**Directive 1:**
In the Kafka forum post, what does Approach 1 periodically write into Zookeeper?

Hi Folks,
I am trying to handle Kafka messages in a storm topology and make
sure messages are processed at least once while maintaining a queue in
spouts and evict them when an ack is recd.
Any ideas on which of the above would be better ??
Approach 1:
1. Use the low-level API and manage offset states in Zookeeper per
partition.
2. nextTuple should get a batch of tuples from a Kafka partition and keep
them in an in-memory queue whenever the queue is empty
3. Keep in-memory sorted set of the offset of each tuple emitted
4. When we receive an ack, remove that offset from the sorted set
5. Periodically write into Zookeeper the smallest offset in the sorted set
per partition because the offsets will be sequential in a partition but not
sequential across partitions.
Approach 2:
1. maintain a max limit in the storm kafka fetcher queue, if the load
factor for the queue < 0.25, fetch the items using high level consumer,
dont fetch if the load factor > 0.8.
In this way we dont have to keep track of the kafka internals although the
flexibility is less then approach 1.
(kafka fetcher queue: keeps queue of reactions to be replayed in case of
node failures and evict them when successfully acked).
The max limits and load factors of the queue can be configurable in the
config file based on the machine capabilities.
--
Best Regards,
Jyotirmoy Sundi

Dataset rows:
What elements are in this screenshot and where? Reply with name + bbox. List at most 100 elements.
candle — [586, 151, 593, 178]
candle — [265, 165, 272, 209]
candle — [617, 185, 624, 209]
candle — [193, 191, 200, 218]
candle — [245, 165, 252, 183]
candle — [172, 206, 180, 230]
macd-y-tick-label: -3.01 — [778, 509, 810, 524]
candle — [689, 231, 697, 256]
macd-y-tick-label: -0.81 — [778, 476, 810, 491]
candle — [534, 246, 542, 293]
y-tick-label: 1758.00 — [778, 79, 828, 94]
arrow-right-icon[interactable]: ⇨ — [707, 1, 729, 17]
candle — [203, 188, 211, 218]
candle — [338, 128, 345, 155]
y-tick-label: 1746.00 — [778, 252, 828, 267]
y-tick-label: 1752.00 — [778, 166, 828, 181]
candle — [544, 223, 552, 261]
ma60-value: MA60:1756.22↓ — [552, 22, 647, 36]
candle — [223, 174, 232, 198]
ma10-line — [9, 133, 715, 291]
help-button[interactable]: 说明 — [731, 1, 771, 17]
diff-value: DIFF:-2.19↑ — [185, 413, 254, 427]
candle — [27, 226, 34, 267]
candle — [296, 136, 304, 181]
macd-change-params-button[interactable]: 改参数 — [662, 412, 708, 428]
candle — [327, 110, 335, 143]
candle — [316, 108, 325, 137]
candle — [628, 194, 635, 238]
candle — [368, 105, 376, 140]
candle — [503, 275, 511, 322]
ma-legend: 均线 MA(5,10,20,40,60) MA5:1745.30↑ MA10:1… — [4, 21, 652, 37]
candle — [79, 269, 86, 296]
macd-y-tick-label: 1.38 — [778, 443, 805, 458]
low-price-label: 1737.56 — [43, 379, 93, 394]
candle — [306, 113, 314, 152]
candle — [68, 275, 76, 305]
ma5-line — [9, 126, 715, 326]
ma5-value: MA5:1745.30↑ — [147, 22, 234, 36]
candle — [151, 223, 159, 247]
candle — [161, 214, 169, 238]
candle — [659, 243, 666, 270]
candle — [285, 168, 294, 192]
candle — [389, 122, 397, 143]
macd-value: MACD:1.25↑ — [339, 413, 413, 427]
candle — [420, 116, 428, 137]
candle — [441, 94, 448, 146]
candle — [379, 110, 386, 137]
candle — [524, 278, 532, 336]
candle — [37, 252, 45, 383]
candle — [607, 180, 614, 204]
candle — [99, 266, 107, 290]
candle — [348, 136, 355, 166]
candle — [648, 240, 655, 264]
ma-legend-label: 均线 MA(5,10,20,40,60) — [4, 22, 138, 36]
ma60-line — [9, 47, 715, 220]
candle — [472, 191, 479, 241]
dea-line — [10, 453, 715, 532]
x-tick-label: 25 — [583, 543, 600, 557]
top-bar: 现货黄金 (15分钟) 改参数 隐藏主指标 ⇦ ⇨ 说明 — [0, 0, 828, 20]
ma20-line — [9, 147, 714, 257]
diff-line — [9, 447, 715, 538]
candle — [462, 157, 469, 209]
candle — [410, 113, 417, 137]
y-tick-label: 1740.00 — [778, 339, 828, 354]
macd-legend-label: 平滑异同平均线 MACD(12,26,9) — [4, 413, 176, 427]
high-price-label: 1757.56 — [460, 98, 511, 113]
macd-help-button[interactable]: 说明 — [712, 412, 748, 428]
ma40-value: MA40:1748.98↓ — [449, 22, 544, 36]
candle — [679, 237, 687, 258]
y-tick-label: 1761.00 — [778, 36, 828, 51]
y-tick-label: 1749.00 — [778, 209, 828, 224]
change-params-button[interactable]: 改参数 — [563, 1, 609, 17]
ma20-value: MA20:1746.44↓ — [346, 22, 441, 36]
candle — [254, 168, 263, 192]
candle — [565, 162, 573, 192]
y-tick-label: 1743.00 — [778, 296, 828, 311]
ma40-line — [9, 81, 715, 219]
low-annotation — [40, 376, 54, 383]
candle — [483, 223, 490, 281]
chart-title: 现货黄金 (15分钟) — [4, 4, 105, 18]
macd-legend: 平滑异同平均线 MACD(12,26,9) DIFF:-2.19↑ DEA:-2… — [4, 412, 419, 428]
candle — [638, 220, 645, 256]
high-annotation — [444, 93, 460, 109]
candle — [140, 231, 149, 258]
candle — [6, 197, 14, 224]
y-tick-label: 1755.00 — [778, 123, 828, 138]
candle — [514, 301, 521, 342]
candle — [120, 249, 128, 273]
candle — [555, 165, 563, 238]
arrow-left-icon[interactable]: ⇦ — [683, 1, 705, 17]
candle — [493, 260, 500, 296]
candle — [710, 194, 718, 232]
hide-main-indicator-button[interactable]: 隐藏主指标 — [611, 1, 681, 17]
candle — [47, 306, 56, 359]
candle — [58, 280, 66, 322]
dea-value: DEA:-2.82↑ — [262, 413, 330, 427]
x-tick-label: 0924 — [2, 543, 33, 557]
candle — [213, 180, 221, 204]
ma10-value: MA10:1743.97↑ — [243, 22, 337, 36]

**Directive 2:**
Please return the entries above without any change, from the first entry up to and including the line with "ma5-line — [9, 126, 715, 326]".

**Task answer 1:**
The smallest offset in the sorted set, per partition.

**Task answer 2:**
What elements are in this screenshot and where? Reply with name + bbox. List at most 100 elements.
candle — [586, 151, 593, 178]
candle — [265, 165, 272, 209]
candle — [617, 185, 624, 209]
candle — [193, 191, 200, 218]
candle — [245, 165, 252, 183]
candle — [172, 206, 180, 230]
macd-y-tick-label: -3.01 — [778, 509, 810, 524]
candle — [689, 231, 697, 256]
macd-y-tick-label: -0.81 — [778, 476, 810, 491]
candle — [534, 246, 542, 293]
y-tick-label: 1758.00 — [778, 79, 828, 94]
arrow-right-icon[interactable]: ⇨ — [707, 1, 729, 17]
candle — [203, 188, 211, 218]
candle — [338, 128, 345, 155]
y-tick-label: 1746.00 — [778, 252, 828, 267]
y-tick-label: 1752.00 — [778, 166, 828, 181]
candle — [544, 223, 552, 261]
ma60-value: MA60:1756.22↓ — [552, 22, 647, 36]
candle — [223, 174, 232, 198]
ma10-line — [9, 133, 715, 291]
help-button[interactable]: 说明 — [731, 1, 771, 17]
diff-value: DIFF:-2.19↑ — [185, 413, 254, 427]
candle — [27, 226, 34, 267]
candle — [296, 136, 304, 181]
macd-change-params-button[interactable]: 改参数 — [662, 412, 708, 428]
candle — [327, 110, 335, 143]
candle — [316, 108, 325, 137]
candle — [628, 194, 635, 238]
candle — [368, 105, 376, 140]
candle — [503, 275, 511, 322]
ma-legend: 均线 MA(5,10,20,40,60) MA5:1745.30↑ MA10:1… — [4, 21, 652, 37]
candle — [79, 269, 86, 296]
macd-y-tick-label: 1.38 — [778, 443, 805, 458]
low-price-label: 1737.56 — [43, 379, 93, 394]
candle — [306, 113, 314, 152]
candle — [68, 275, 76, 305]
ma5-line — [9, 126, 715, 326]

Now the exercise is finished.